--- start of Given data ---

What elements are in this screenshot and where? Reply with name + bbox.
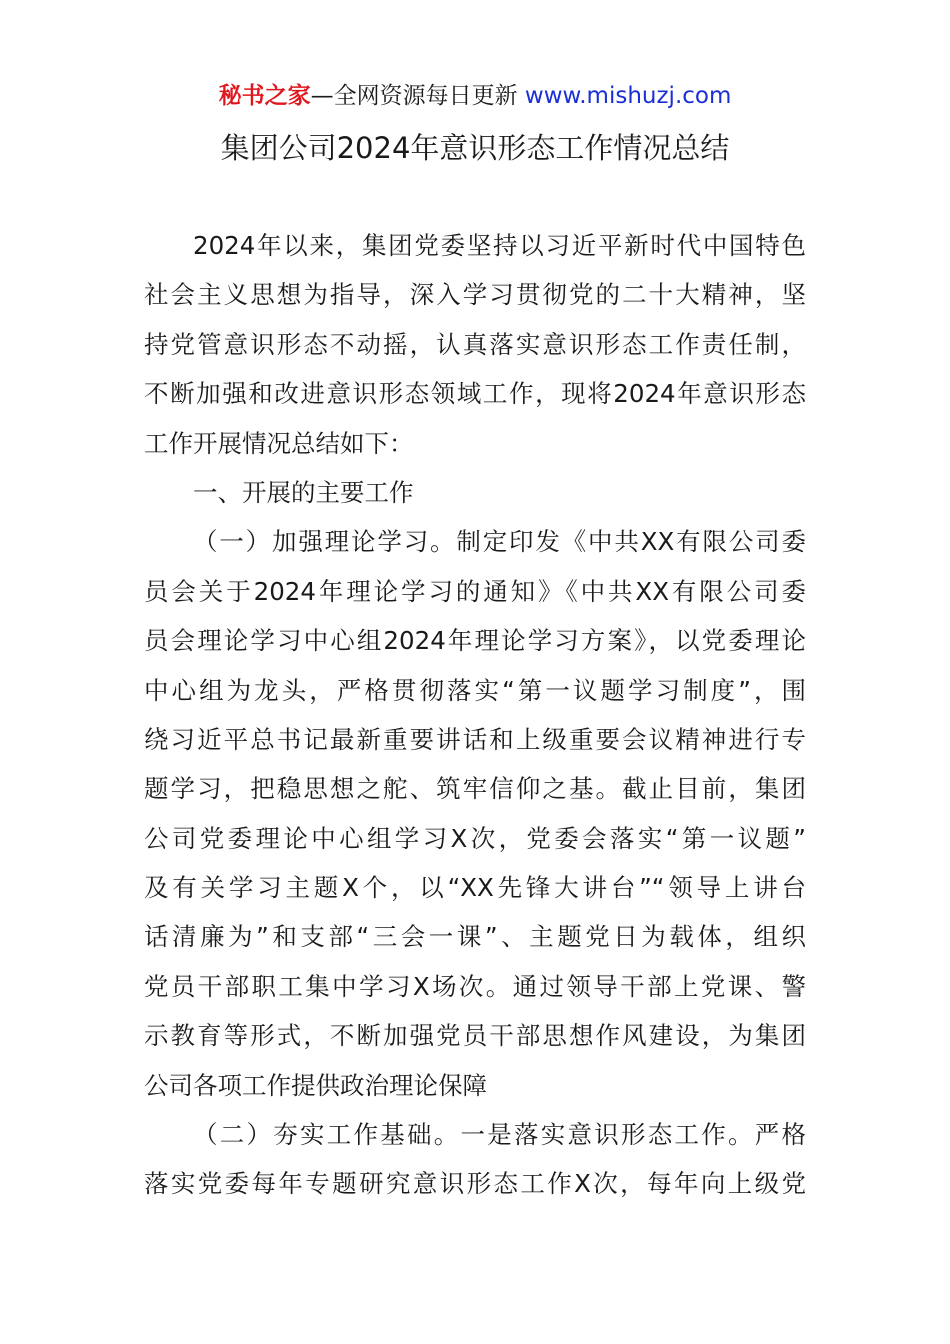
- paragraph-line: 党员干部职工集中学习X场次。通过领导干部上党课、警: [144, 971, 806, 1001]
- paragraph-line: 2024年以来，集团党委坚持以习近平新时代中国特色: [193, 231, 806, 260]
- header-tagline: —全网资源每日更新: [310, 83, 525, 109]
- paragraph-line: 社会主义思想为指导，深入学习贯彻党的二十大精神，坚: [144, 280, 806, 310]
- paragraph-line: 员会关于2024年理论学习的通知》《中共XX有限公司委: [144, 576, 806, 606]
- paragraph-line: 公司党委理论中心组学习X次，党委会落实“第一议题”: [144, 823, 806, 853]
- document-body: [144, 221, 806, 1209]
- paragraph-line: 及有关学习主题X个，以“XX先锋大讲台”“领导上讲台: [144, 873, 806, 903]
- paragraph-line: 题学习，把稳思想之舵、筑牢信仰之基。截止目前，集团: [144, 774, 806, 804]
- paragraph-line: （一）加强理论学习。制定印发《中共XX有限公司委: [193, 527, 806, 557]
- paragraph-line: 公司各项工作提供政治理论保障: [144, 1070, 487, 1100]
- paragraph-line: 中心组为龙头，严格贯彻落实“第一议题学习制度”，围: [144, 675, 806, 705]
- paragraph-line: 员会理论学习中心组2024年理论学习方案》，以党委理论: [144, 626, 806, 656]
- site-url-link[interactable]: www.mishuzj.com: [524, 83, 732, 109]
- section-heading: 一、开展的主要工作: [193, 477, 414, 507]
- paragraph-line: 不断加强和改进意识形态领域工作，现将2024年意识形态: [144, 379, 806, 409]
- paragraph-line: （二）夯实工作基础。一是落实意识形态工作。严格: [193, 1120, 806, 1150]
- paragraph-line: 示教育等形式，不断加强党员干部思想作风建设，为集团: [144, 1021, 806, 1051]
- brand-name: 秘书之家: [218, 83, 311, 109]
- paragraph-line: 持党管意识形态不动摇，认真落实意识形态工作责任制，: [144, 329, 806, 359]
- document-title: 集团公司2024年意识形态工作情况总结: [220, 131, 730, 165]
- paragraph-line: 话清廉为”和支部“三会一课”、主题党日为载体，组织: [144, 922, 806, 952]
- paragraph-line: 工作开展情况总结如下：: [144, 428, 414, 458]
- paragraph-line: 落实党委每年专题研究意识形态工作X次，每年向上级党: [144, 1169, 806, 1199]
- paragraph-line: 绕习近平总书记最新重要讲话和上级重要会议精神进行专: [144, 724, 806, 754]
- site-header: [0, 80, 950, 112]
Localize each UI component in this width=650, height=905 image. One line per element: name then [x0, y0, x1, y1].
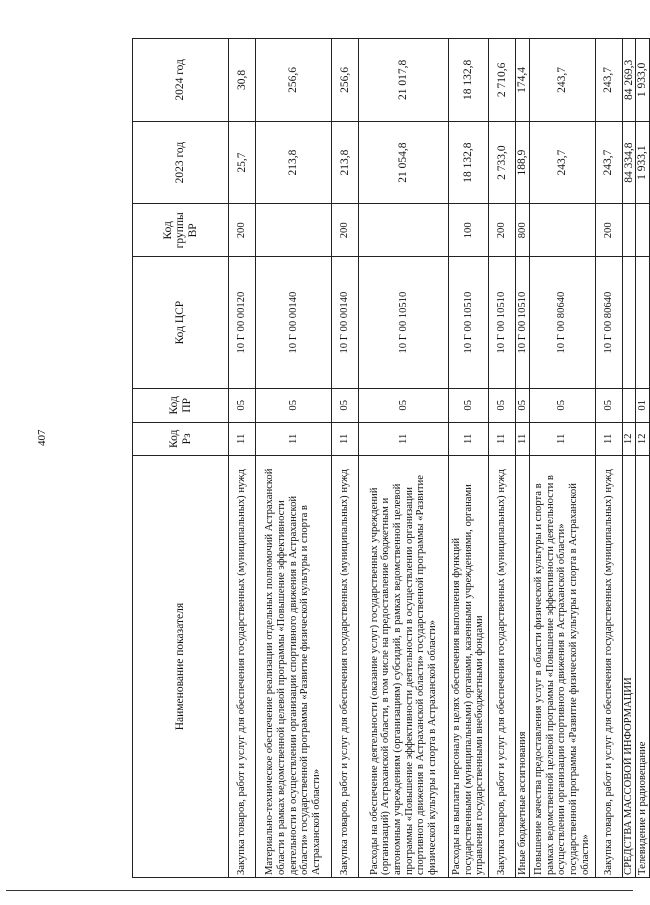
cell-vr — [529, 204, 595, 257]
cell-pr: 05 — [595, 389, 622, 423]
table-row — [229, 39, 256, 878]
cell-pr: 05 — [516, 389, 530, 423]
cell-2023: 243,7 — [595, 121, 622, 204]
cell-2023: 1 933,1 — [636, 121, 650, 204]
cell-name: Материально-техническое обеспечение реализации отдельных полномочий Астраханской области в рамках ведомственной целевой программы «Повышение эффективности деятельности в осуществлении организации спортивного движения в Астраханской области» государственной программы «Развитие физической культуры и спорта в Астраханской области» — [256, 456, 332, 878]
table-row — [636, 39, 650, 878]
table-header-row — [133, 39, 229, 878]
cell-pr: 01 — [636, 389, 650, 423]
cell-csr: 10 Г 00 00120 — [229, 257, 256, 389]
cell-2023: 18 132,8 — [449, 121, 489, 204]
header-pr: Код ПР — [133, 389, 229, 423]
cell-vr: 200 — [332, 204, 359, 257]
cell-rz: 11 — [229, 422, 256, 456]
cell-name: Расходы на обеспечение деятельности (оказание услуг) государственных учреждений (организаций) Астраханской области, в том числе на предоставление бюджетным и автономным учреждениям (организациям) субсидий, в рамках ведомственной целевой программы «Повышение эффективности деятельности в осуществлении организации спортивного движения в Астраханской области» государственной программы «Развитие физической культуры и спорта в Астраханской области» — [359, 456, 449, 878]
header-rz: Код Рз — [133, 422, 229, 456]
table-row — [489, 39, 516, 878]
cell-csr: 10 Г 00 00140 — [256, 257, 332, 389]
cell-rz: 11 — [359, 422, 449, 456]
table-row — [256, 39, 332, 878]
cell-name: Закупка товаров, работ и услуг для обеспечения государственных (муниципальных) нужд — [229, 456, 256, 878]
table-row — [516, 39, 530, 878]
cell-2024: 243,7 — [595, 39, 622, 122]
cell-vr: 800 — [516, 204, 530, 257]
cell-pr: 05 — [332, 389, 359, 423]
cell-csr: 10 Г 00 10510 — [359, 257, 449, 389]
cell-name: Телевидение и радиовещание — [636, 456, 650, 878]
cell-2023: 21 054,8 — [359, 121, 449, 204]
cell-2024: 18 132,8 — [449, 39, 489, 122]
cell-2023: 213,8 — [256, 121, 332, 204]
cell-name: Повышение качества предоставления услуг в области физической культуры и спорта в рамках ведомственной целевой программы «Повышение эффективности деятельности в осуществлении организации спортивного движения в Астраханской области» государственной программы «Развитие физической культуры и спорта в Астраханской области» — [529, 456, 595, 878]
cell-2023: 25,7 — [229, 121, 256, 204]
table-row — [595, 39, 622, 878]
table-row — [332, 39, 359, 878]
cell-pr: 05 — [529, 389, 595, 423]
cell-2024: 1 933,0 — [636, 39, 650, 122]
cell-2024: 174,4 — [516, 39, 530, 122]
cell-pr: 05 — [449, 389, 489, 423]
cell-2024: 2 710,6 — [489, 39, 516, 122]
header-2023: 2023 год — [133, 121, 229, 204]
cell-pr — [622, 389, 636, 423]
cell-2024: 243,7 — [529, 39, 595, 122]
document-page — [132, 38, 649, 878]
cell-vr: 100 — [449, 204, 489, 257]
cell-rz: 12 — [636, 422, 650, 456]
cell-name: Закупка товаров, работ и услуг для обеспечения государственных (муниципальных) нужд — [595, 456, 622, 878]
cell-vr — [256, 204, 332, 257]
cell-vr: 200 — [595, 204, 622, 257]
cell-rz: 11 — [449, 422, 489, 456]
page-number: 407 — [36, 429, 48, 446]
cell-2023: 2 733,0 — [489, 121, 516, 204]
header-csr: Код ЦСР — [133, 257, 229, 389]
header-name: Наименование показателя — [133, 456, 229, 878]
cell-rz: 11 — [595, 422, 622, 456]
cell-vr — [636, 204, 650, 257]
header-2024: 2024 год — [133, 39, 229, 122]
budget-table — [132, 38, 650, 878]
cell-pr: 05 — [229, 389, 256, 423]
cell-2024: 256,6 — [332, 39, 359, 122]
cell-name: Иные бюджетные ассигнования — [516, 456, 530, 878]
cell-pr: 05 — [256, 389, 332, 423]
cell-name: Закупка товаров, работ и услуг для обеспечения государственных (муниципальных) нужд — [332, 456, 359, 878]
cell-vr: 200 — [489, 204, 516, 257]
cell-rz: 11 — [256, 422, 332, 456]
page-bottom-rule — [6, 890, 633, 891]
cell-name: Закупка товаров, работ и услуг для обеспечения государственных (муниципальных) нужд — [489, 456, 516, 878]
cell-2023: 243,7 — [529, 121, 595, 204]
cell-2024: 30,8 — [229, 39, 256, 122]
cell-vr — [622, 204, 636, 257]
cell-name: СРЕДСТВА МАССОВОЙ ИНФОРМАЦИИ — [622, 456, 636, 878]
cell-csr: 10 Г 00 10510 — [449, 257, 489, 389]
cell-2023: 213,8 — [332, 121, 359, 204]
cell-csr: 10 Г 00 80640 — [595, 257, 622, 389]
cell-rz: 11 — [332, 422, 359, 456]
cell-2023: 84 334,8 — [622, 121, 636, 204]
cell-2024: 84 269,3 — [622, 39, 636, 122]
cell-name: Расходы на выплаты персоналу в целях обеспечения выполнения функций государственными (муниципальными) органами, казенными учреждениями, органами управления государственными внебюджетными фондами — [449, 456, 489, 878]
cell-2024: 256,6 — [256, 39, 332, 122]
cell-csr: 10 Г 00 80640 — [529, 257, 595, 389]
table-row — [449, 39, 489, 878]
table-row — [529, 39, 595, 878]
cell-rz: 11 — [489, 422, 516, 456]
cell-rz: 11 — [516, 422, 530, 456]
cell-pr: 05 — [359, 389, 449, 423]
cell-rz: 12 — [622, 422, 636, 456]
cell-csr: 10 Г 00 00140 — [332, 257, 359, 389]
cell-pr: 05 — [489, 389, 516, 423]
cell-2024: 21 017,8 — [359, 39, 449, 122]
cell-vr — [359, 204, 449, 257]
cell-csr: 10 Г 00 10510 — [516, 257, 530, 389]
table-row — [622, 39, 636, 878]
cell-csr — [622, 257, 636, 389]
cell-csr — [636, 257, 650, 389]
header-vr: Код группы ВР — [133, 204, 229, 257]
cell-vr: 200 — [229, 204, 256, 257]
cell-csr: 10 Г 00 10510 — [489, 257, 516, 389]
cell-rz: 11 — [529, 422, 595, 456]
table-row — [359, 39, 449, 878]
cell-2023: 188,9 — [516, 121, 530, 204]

--- end of Given data ---
--- start of Given data ---

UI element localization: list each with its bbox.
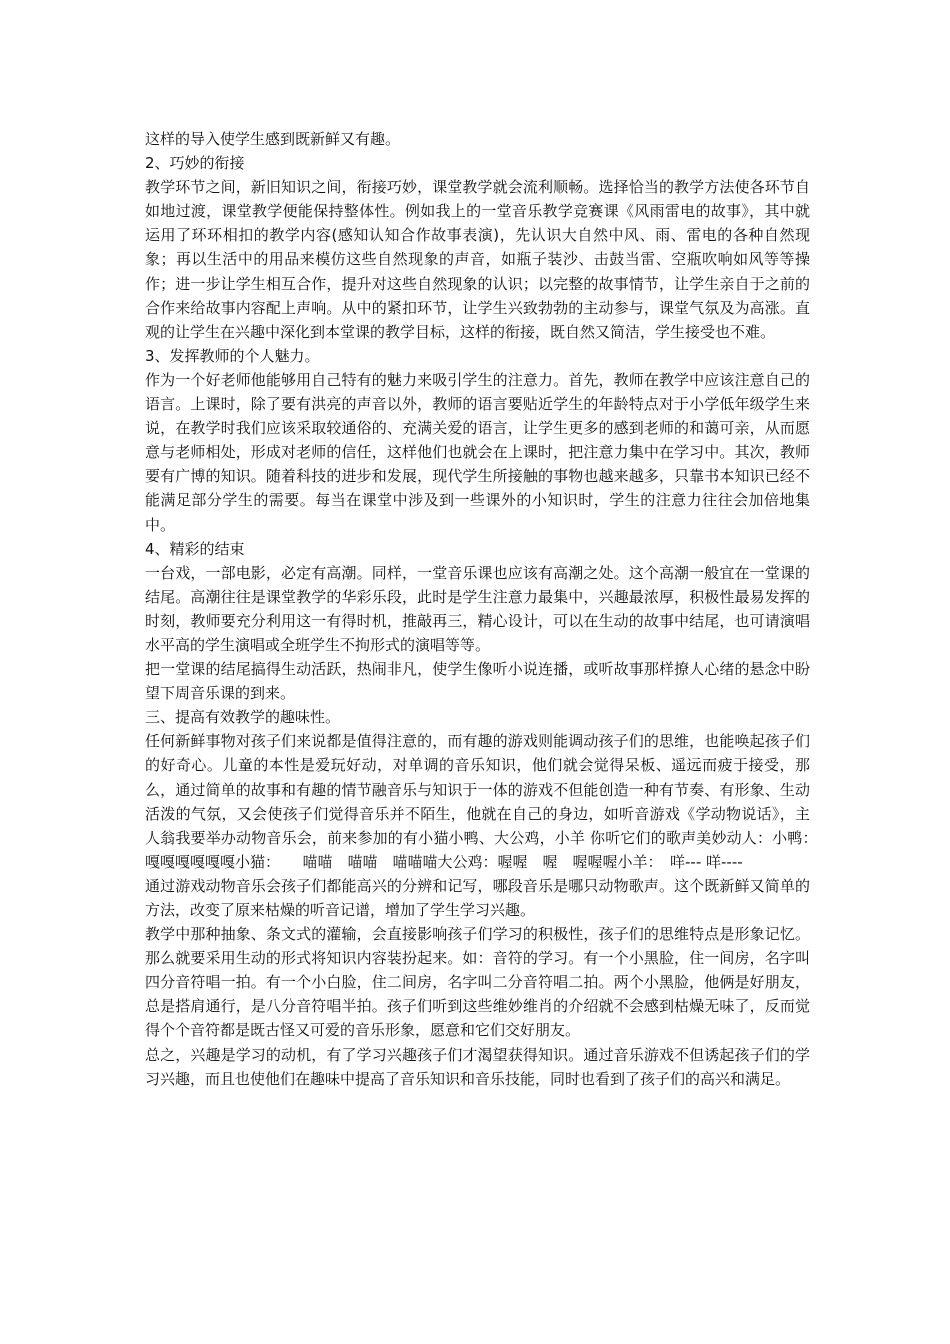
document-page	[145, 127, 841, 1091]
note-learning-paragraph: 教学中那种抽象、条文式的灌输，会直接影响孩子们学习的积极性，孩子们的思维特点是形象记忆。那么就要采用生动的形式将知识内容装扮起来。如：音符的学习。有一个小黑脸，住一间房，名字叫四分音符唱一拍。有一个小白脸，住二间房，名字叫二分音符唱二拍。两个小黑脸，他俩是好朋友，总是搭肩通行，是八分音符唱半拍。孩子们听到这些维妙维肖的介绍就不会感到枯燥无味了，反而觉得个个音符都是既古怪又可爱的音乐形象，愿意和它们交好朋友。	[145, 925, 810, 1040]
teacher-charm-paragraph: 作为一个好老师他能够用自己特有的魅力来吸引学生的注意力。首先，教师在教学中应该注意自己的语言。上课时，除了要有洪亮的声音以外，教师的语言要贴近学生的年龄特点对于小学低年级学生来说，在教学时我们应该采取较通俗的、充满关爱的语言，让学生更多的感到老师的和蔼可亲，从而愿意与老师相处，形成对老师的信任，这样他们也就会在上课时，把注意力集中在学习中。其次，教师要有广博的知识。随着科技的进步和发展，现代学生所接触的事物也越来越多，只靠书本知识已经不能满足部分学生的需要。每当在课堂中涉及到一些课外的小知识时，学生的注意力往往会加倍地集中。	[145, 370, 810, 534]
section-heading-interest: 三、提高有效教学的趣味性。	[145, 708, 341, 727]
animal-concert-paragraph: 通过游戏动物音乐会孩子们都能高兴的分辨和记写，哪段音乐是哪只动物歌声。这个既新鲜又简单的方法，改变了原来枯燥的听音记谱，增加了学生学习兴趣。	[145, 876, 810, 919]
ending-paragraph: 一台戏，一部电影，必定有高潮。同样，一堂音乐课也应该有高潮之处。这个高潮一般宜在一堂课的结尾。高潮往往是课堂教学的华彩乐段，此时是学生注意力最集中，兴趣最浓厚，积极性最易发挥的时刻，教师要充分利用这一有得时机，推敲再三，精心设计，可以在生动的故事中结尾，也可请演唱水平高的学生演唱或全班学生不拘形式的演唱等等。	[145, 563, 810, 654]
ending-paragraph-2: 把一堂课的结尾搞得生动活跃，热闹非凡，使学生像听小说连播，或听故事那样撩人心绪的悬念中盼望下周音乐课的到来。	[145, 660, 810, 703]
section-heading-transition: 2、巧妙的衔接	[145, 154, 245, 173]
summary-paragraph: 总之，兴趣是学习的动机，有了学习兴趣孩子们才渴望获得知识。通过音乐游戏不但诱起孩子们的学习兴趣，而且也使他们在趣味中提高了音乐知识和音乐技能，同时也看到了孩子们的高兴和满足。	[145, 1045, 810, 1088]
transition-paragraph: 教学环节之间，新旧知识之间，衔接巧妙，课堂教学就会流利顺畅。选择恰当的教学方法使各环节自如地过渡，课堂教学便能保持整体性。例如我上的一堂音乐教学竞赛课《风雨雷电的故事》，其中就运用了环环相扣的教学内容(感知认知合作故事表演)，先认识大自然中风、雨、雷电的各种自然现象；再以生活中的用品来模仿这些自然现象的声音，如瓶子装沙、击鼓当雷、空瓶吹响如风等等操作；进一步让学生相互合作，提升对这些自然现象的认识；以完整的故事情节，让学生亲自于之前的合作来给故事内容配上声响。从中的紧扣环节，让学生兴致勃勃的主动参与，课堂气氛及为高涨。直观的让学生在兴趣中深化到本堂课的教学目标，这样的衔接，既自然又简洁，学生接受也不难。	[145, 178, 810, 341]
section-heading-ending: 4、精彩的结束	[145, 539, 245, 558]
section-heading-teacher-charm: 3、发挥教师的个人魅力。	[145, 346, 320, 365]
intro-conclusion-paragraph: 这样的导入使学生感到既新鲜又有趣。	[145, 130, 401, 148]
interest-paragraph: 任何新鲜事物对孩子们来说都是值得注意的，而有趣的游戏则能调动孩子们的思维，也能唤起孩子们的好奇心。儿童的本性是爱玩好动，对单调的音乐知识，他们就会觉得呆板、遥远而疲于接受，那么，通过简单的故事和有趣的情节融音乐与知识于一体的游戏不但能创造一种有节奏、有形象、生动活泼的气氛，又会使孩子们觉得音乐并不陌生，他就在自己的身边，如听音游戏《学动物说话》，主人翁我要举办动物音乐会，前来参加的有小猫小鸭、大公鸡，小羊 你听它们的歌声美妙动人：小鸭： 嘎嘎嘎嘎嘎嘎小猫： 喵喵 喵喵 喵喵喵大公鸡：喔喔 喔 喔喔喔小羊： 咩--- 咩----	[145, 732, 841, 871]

--- end of Given data ---
--- start of Given data ---

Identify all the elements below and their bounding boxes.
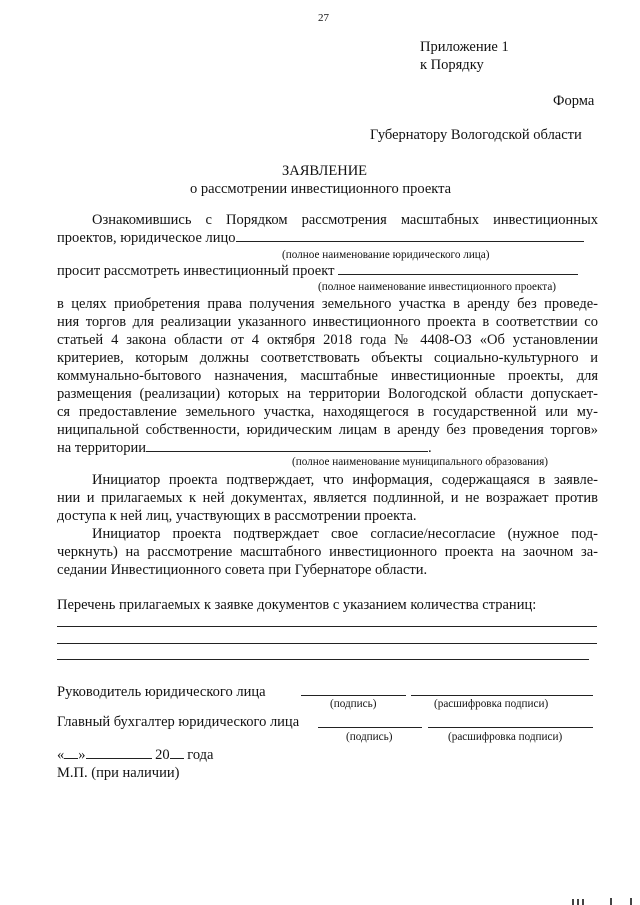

--- end of Given data ---

§ Work required: Could you rewrite the lines from the one with "Localize each UI" up to and including the one with "cell-csr: 10 Г 00 00120" as a Markdown table with the columns Row and Content, skipping blank lines and leaving out the pictures?

§ Final answer:
| Row | Content |
|---|---|
| 1 | Localize each UI component in this width=650, height=905 image. One line per element: name then [x0, y0, x1, y1]. |
| 2 | cell-vr — [529, 204, 595, 257] |
| 3 | cell-pr: 05 — [595, 389, 622, 423] |
| 4 | table-row — [229, 39, 256, 878] |
| 5 | cell-pr: 05 — [516, 389, 530, 423] |
| 6 | cell-2023: 243,7 — [595, 121, 622, 204] |
| 7 | cell-2023: 1 933,1 — [636, 121, 650, 204] |
| 8 | cell-name: Материально-техническое обеспечение реализации отдельных полномочий Астраханской области в рамках ведомственной целевой программы «Повышение эффективности деятельности в осуществлении организации спортивного движения в Астраханской области» государственной программы «Развитие физической культуры и спорта в Астраханской области» — [256, 456, 332, 878] |
| 9 | table-row — [636, 39, 650, 878] |
| 10 | table-header-row — [133, 39, 229, 878] |
| 11 | cell-pr: 01 — [636, 389, 650, 423] |
| 12 | cell-csr: 10 Г 00 00120 — [229, 257, 256, 389] |